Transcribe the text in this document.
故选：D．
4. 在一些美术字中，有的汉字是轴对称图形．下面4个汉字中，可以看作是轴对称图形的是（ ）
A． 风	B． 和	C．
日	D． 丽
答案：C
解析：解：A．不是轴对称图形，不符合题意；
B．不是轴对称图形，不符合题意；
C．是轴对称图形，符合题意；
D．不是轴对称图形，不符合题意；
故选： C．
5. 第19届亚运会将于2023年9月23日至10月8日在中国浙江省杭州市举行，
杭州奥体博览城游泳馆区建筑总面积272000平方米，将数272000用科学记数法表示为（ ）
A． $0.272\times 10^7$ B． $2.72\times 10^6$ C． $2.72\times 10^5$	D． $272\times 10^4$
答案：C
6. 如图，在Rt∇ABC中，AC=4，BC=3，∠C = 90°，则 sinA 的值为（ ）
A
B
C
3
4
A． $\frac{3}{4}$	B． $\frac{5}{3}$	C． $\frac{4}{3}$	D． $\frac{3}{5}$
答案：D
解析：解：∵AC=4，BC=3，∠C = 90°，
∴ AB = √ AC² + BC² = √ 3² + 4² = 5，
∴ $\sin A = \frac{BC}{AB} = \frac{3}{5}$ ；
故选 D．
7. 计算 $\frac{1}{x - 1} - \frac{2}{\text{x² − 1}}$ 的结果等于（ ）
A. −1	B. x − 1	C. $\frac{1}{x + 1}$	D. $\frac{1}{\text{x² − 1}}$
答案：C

> What needs to be done: Read the entries above, then pull out the lines that include "不符合题意".

> Complete output:
解析：解：A．不是轴对称图形，不符合题意；
B．不是轴对称图形，不符合题意；
D．不是轴对称图形，不符合题意；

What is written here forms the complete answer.